__BRIEF__. Type the entries out again exactly as they read, but leave every picture behind.

╭─ STORED DATA

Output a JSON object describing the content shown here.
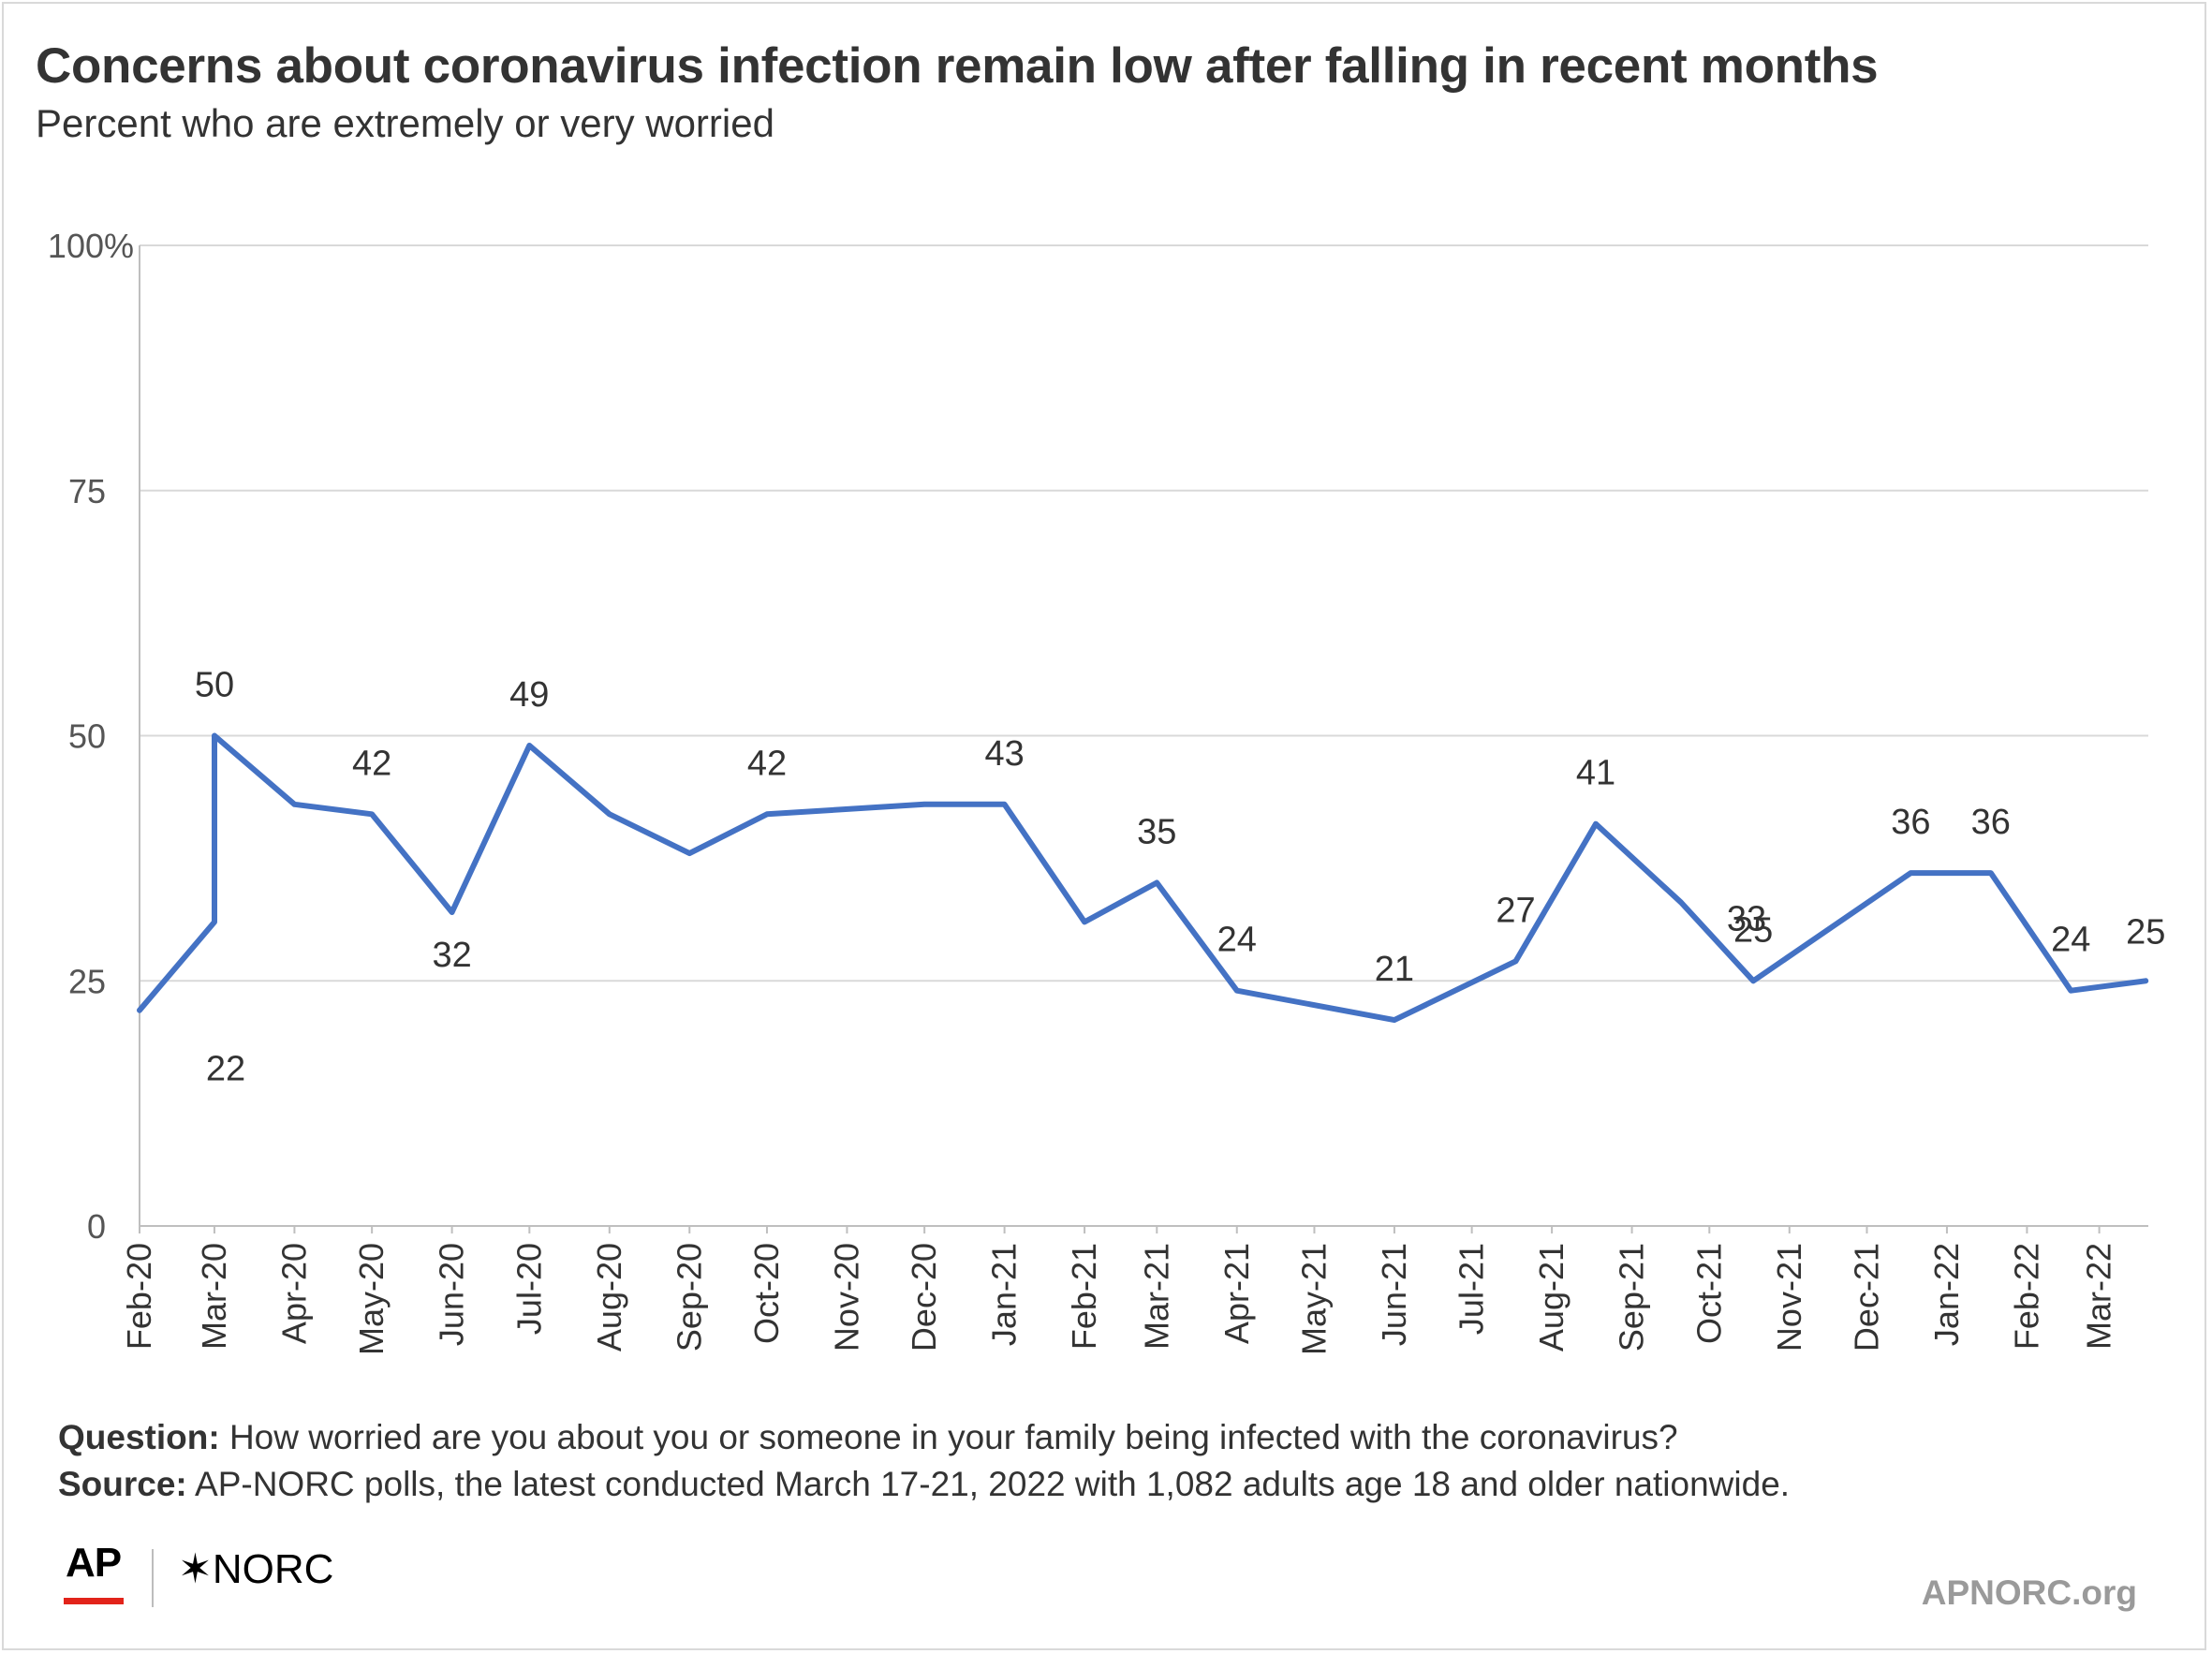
{
  "chart_data": {
    "type": "line",
    "title": "Concerns about coronavirus infection remain low after falling in recent months",
    "subtitle": "Percent who are extremely or very worried",
    "xlabel": "",
    "ylabel": "",
    "ylim": [
      0,
      100
    ],
    "y_ticks": [
      "100%",
      "75",
      "50",
      "25",
      "0"
    ],
    "y_tick_values": [
      100,
      75,
      50,
      25,
      0
    ],
    "x_ticks": [
      "Feb-20",
      "Mar-20",
      "Apr-20",
      "May-20",
      "Jun-20",
      "Jul-20",
      "Aug-20",
      "Sep-20",
      "Oct-20",
      "Nov-20",
      "Dec-20",
      "Jan-21",
      "Feb-21",
      "Mar-21",
      "Apr-21",
      "May-21",
      "Jun-21",
      "Jul-21",
      "Aug-21",
      "Sep-21",
      "Oct-21",
      "Nov-21",
      "Dec-21",
      "Jan-22",
      "Feb-22",
      "Mar-22"
    ],
    "grid": true,
    "line_color": "#4472c4",
    "series": [
      {
        "name": "",
        "points": [
          {
            "x": "2020-02-01",
            "y": 22,
            "label": "22"
          },
          {
            "x": "2020-03-01",
            "y": 31,
            "label": ""
          },
          {
            "x": "2020-03-01",
            "y": 50,
            "label": "50"
          },
          {
            "x": "2020-04-01",
            "y": 43,
            "label": ""
          },
          {
            "x": "2020-05-01",
            "y": 42,
            "label": "42"
          },
          {
            "x": "2020-06-01",
            "y": 32,
            "label": "32"
          },
          {
            "x": "2020-07-01",
            "y": 49,
            "label": "49"
          },
          {
            "x": "2020-08-01",
            "y": 42,
            "label": ""
          },
          {
            "x": "2020-09-01",
            "y": 38,
            "label": ""
          },
          {
            "x": "2020-10-01",
            "y": 42,
            "label": "42"
          },
          {
            "x": "2020-12-01",
            "y": 43,
            "label": ""
          },
          {
            "x": "2021-01-01",
            "y": 43,
            "label": "43"
          },
          {
            "x": "2021-02-01",
            "y": 31,
            "label": ""
          },
          {
            "x": "2021-03-01",
            "y": 35,
            "label": "35"
          },
          {
            "x": "2021-04-01",
            "y": 24,
            "label": "24"
          },
          {
            "x": "2021-06-01",
            "y": 21,
            "label": "21"
          },
          {
            "x": "2021-07-18",
            "y": 27,
            "label": "27"
          },
          {
            "x": "2021-08-18",
            "y": 41,
            "label": "41"
          },
          {
            "x": "2021-09-20",
            "y": 33,
            "label": "33"
          },
          {
            "x": "2021-10-18",
            "y": 25,
            "label": "25"
          },
          {
            "x": "2021-12-18",
            "y": 36,
            "label": "36"
          },
          {
            "x": "2022-01-18",
            "y": 36,
            "label": "36"
          },
          {
            "x": "2022-02-18",
            "y": 24,
            "label": "24"
          },
          {
            "x": "2022-03-19",
            "y": 25,
            "label": "25"
          }
        ]
      }
    ]
  },
  "footer": {
    "question_label": "Question:",
    "question_text": "How worried are you about you or someone in your family being infected with the coronavirus?",
    "source_label": "Source:",
    "source_text": "AP-NORC polls, the latest conducted March 17-21, 2022 with 1,082 adults age 18 and older nationwide.",
    "logo_ap": "AP",
    "logo_norc": "✶NORC",
    "site": "APNORC.org",
    "ap_red": "#e2231a"
  }
}
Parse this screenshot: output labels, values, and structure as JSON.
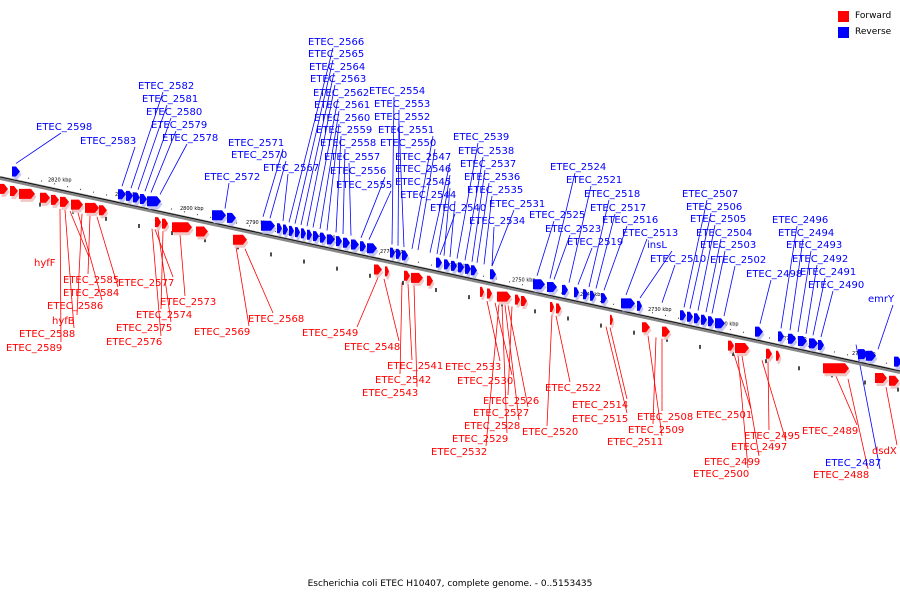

╰─

__SOLUTION FOR THIS EXERCISE__.
Output a JSON object describing the content shown here.
{
  "chart_data": {
    "type": "line",
    "title": "Concerns about coronavirus infection remain low after falling in recent months",
    "subtitle": "Percent who are extremely or very worried",
    "xlabel": "",
    "ylabel": "",
    "ylim": [
      0,
      100
    ],
    "y_ticks": [
      "100%",
      "75",
      "50",
      "25",
      "0"
    ],
    "y_tick_values": [
      100,
      75,
      50,
      25,
      0
    ],
    "x_ticks": [
      "Feb-20",
      "Mar-20",
      "Apr-20",
      "May-20",
      "Jun-20",
      "Jul-20",
      "Aug-20",
      "Sep-20",
      "Oct-20",
      "Nov-20",
      "Dec-20",
      "Jan-21",
      "Feb-21",
      "Mar-21",
      "Apr-21",
      "May-21",
      "Jun-21",
      "Jul-21",
      "Aug-21",
      "Sep-21",
      "Oct-21",
      "Nov-21",
      "Dec-21",
      "Jan-22",
      "Feb-22",
      "Mar-22"
    ],
    "grid": true,
    "line_color": "#4472c4",
    "series": [
      {
        "name": "",
        "points": [
          {
            "x": "2020-02-01",
            "y": 22,
            "label": "22"
          },
          {
            "x": "2020-03-01",
            "y": 31,
            "label": ""
          },
          {
            "x": "2020-03-01",
            "y": 50,
            "label": "50"
          },
          {
            "x": "2020-04-01",
            "y": 43,
            "label": ""
          },
          {
            "x": "2020-05-01",
            "y": 42,
            "label": "42"
          },
          {
            "x": "2020-06-01",
            "y": 32,
            "label": "32"
          },
          {
            "x": "2020-07-01",
            "y": 49,
            "label": "49"
          },
          {
            "x": "2020-08-01",
            "y": 42,
            "label": ""
          },
          {
            "x": "2020-09-01",
            "y": 38,
            "label": ""
          },
          {
            "x": "2020-10-01",
            "y": 42,
            "label": "42"
          },
          {
            "x": "2020-12-01",
            "y": 43,
            "label": ""
          },
          {
            "x": "2021-01-01",
            "y": 43,
            "label": "43"
          },
          {
            "x": "2021-02-01",
            "y": 31,
            "label": ""
          },
          {
            "x": "2021-03-01",
            "y": 35,
            "label": "35"
          },
          {
            "x": "2021-04-01",
            "y": 24,
            "label": "24"
          },
          {
            "x": "2021-06-01",
            "y": 21,
            "label": "21"
          },
          {
            "x": "2021-07-18",
            "y": 27,
            "label": "27"
          },
          {
            "x": "2021-08-18",
            "y": 41,
            "label": "41"
          },
          {
            "x": "2021-09-20",
            "y": 33,
            "label": "33"
          },
          {
            "x": "2021-10-18",
            "y": 25,
            "label": "25"
          },
          {
            "x": "2021-12-18",
            "y": 36,
            "label": "36"
          },
          {
            "x": "2022-01-18",
            "y": 36,
            "label": "36"
          },
          {
            "x": "2022-02-18",
            "y": 24,
            "label": "24"
          },
          {
            "x": "2022-03-19",
            "y": 25,
            "label": "25"
          }
        ]
      }
    ]
  },
  "footer": {
    "question_label": "Question:",
    "question_text": "How worried are you about you or someone in your family being infected with the coronavirus?",
    "source_label": "Source:",
    "source_text": "AP-NORC polls, the latest conducted March 17-21, 2022 with 1,082 adults age 18 and older nationwide.",
    "logo_ap": "AP",
    "logo_norc": "✶NORC",
    "site": "APNORC.org",
    "ap_red": "#e2231a"
  }
}
Parse this screenshot: output labels, values, and structure as JSON.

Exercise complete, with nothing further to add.